Input rows:
--------------------------------------------------

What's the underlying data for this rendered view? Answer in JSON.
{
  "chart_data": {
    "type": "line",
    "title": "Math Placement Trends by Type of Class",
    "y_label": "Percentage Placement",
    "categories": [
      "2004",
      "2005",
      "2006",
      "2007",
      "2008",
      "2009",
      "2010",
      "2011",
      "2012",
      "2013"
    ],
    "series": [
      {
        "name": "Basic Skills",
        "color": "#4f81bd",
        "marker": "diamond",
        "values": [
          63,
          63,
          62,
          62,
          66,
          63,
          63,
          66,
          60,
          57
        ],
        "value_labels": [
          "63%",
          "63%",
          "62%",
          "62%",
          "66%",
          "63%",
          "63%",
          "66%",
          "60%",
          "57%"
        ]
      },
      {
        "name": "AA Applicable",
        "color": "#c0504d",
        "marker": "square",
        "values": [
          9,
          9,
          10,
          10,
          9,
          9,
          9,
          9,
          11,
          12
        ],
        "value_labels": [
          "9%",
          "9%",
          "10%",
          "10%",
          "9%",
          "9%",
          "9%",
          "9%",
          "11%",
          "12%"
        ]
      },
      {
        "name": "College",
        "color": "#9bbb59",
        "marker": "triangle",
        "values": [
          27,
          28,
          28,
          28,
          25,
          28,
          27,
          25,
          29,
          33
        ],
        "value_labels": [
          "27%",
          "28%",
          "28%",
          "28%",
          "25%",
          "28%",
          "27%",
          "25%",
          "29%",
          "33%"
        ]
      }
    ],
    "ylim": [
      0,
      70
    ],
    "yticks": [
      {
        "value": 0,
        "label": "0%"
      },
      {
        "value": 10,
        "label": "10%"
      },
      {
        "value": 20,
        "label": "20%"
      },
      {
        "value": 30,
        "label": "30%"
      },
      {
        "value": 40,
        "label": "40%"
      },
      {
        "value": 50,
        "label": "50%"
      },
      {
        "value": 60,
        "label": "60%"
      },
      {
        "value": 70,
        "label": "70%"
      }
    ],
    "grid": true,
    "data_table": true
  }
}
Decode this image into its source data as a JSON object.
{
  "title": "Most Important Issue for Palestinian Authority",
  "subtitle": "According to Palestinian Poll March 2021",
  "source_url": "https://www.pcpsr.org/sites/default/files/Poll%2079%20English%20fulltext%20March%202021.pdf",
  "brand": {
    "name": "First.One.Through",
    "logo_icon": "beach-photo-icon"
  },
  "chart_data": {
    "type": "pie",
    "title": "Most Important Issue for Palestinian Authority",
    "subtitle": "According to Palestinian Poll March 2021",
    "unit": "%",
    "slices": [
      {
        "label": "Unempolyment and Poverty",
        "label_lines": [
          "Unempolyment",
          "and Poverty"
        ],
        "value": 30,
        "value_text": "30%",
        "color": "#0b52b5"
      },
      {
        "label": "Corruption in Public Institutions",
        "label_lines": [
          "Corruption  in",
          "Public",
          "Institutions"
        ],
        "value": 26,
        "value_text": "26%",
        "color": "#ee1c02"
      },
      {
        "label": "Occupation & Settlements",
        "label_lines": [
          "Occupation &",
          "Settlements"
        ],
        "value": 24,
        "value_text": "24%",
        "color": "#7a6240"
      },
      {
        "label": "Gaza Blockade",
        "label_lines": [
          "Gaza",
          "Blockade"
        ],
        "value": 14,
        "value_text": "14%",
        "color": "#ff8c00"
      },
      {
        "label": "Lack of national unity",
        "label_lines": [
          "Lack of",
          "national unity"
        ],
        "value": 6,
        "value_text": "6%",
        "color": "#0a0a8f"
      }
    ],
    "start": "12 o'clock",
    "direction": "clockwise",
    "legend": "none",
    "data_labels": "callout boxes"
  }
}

--------------------------------------------------

Work to do: Set down every record above exactly as given.

Worked solution:
What's the underlying data for this rendered view? Answer in JSON.
{
  "chart_data": {
    "type": "line",
    "title": "Math Placement Trends by Type of Class",
    "y_label": "Percentage Placement",
    "categories": [
      "2004",
      "2005",
      "2006",
      "2007",
      "2008",
      "2009",
      "2010",
      "2011",
      "2012",
      "2013"
    ],
    "series": [
      {
        "name": "Basic Skills",
        "color": "#4f81bd",
        "marker": "diamond",
        "values": [
          63,
          63,
          62,
          62,
          66,
          63,
          63,
          66,
          60,
          57
        ],
        "value_labels": [
          "63%",
          "63%",
          "62%",
          "62%",
          "66%",
          "63%",
          "63%",
          "66%",
          "60%",
          "57%"
        ]
      },
      {
        "name": "AA Applicable",
        "color": "#c0504d",
        "marker": "square",
        "values": [
          9,
          9,
          10,
          10,
          9,
          9,
          9,
          9,
          11,
          12
        ],
        "value_labels": [
          "9%",
          "9%",
          "10%",
          "10%",
          "9%",
          "9%",
          "9%",
          "9%",
          "11%",
          "12%"
        ]
      },
      {
        "name": "College",
        "color": "#9bbb59",
        "marker": "triangle",
        "values": [
          27,
          28,
          28,
          28,
          25,
          28,
          27,
          25,
          29,
          33
        ],
        "value_labels": [
          "27%",
          "28%",
          "28%",
          "28%",
          "25%",
          "28%",
          "27%",
          "25%",
          "29%",
          "33%"
        ]
      }
    ],
    "ylim": [
      0,
      70
    ],
    "yticks": [
      {
        "value": 0,
        "label": "0%"
      },
      {
        "value": 10,
        "label": "10%"
      },
      {
        "value": 20,
        "label": "20%"
      },
      {
        "value": 30,
        "label": "30%"
      },
      {
        "value": 40,
        "label": "40%"
      },
      {
        "value": 50,
        "label": "50%"
      },
      {
        "value": 60,
        "label": "60%"
      },
      {
        "value": 70,
        "label": "70%"
      }
    ],
    "grid": true,
    "data_table": true
  }
}
Decode this image into its source data as a JSON object.
{
  "title": "Most Important Issue for Palestinian Authority",
  "subtitle": "According to Palestinian Poll March 2021",
  "source_url": "https://www.pcpsr.org/sites/default/files/Poll%2079%20English%20fulltext%20March%202021.pdf",
  "brand": {
    "name": "First.One.Through",
    "logo_icon": "beach-photo-icon"
  },
  "chart_data": {
    "type": "pie",
    "title": "Most Important Issue for Palestinian Authority",
    "subtitle": "According to Palestinian Poll March 2021",
    "unit": "%",
    "slices": [
      {
        "label": "Unempolyment and Poverty",
        "label_lines": [
          "Unempolyment",
          "and Poverty"
        ],
        "value": 30,
        "value_text": "30%",
        "color": "#0b52b5"
      },
      {
        "label": "Corruption in Public Institutions",
        "label_lines": [
          "Corruption  in",
          "Public",
          "Institutions"
        ],
        "value": 26,
        "value_text": "26%",
        "color": "#ee1c02"
      },
      {
        "label": "Occupation & Settlements",
        "label_lines": [
          "Occupation &",
          "Settlements"
        ],
        "value": 24,
        "value_text": "24%",
        "color": "#7a6240"
      },
      {
        "label": "Gaza Blockade",
        "label_lines": [
          "Gaza",
          "Blockade"
        ],
        "value": 14,
        "value_text": "14%",
        "color": "#ff8c00"
      },
      {
        "label": "Lack of national unity",
        "label_lines": [
          "Lack of",
          "national unity"
        ],
        "value": 6,
        "value_text": "6%",
        "color": "#0a0a8f"
      }
    ],
    "start": "12 o'clock",
    "direction": "clockwise",
    "legend": "none",
    "data_labels": "callout boxes"
  }
}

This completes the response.